▶ Work to do
Track down every line below that holds "name" and copy it.

▶ The data
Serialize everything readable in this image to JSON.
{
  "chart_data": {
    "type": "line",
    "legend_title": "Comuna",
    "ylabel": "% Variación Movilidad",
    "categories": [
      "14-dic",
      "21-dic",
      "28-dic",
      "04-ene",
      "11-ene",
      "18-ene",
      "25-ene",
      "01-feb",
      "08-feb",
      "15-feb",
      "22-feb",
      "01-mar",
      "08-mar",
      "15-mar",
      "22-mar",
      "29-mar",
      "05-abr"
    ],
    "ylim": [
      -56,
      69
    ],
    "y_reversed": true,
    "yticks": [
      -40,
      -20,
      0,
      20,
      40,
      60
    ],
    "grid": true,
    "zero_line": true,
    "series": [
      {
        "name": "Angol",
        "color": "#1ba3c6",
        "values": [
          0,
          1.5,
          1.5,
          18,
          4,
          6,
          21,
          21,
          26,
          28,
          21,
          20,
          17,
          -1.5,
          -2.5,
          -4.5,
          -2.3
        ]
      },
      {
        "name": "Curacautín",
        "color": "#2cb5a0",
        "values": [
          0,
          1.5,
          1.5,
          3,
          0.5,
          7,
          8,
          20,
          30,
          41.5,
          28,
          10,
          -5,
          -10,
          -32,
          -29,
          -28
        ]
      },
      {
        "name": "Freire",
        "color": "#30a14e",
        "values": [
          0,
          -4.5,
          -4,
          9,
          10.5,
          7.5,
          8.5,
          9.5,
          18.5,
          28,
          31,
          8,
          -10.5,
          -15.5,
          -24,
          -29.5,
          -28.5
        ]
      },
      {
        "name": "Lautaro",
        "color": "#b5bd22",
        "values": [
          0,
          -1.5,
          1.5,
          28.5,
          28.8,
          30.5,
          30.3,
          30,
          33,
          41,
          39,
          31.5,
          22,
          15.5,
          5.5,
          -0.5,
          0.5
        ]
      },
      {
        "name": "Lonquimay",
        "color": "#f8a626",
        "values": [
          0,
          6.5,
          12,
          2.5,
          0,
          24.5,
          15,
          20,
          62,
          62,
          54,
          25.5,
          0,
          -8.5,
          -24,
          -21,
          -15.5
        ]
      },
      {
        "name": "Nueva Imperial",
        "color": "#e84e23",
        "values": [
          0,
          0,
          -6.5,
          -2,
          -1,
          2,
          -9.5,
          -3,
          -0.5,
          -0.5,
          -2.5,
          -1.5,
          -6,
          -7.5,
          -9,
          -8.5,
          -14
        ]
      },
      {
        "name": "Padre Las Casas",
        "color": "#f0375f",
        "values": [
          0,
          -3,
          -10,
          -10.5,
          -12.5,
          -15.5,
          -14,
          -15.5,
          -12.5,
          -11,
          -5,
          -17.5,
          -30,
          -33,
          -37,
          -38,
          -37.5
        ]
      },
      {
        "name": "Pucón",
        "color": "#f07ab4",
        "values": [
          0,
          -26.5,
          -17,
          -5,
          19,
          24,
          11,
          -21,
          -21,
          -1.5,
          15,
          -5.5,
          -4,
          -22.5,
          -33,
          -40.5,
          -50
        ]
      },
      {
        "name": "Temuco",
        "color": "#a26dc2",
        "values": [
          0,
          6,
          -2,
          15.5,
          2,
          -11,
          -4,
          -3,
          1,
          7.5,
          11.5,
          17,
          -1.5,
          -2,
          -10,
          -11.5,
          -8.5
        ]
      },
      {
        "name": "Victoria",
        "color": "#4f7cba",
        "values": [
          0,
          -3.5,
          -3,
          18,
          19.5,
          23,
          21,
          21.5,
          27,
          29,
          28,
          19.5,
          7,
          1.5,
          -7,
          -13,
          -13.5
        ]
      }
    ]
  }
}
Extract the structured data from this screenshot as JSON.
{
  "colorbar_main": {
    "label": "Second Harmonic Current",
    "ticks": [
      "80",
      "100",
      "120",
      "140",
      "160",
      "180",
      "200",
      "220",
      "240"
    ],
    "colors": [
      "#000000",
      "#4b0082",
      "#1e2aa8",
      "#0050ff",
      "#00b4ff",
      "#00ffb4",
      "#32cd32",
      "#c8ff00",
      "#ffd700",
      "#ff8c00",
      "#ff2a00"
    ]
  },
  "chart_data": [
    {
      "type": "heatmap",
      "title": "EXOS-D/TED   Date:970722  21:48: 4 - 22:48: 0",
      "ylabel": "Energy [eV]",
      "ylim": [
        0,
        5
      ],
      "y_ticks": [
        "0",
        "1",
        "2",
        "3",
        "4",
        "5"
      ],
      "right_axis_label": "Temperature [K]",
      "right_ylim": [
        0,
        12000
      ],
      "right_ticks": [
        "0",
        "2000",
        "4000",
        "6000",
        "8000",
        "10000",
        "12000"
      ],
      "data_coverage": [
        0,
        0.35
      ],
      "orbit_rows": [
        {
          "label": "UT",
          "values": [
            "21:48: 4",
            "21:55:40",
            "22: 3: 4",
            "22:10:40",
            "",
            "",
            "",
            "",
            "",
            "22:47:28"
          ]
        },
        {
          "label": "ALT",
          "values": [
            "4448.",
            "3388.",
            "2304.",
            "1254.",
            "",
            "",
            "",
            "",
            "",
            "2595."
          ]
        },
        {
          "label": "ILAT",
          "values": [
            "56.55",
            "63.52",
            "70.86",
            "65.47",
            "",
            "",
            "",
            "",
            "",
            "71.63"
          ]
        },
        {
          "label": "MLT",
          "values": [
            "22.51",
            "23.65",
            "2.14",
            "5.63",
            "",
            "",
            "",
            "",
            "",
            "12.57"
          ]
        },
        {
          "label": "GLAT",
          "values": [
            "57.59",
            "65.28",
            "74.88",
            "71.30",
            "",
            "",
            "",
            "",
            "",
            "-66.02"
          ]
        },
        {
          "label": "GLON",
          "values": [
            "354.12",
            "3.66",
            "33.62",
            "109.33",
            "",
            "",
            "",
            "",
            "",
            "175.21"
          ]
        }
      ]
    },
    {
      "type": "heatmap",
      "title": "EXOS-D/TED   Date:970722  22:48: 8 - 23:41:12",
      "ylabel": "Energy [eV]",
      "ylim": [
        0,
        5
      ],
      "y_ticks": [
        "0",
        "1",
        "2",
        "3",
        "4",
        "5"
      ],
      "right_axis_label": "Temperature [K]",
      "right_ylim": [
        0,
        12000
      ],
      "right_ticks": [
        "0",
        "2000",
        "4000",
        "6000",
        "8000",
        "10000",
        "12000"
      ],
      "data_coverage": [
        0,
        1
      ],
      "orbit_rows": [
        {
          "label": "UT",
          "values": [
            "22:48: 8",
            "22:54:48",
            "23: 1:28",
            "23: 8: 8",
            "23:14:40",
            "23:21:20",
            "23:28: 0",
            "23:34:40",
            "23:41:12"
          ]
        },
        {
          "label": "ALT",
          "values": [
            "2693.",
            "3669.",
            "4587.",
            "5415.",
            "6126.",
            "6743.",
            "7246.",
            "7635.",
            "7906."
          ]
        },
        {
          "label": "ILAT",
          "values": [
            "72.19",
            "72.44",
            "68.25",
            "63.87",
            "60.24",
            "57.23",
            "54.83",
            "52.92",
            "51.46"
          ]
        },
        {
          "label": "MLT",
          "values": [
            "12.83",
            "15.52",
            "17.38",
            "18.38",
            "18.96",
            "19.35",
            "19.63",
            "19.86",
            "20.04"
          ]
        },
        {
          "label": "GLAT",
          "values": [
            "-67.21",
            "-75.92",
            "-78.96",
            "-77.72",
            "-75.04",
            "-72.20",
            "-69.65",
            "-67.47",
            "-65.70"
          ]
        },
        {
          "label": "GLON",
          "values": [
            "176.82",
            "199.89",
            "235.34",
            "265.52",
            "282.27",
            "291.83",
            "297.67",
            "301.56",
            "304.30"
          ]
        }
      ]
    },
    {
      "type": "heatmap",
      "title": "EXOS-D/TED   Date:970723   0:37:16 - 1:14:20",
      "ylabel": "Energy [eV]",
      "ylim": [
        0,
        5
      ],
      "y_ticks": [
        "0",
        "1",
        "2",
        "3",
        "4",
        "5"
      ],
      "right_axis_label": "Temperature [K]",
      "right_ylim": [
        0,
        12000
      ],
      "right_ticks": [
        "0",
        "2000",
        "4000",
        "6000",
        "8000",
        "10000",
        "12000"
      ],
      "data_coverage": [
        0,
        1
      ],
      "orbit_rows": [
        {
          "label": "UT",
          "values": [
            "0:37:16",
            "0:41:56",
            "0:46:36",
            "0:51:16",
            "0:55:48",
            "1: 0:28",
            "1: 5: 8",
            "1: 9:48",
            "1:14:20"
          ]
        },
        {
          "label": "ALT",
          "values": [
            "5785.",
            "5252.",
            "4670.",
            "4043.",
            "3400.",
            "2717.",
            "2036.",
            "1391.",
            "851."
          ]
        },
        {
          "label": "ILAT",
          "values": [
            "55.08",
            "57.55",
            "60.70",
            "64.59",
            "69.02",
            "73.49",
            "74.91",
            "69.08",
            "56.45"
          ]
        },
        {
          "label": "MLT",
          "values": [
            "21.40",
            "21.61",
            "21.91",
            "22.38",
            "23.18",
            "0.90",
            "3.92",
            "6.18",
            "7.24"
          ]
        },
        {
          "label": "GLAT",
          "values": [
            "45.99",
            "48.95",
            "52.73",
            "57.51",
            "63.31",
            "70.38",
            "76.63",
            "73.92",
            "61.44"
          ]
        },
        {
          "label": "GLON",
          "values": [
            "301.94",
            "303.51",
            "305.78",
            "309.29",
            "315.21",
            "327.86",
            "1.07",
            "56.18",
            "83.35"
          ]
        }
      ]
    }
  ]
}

▶ Exercise result
        "name": "Angol",
        "name": "Curacautín",
        "name": "Freire",
        "name": "Lautaro",
        "name": "Lonquimay",
        "name": "Nueva Imperial",
        "name": "Padre Las Casas",
        "name": "Pucón",
        "name": "Temuco",
        "name": "Victoria",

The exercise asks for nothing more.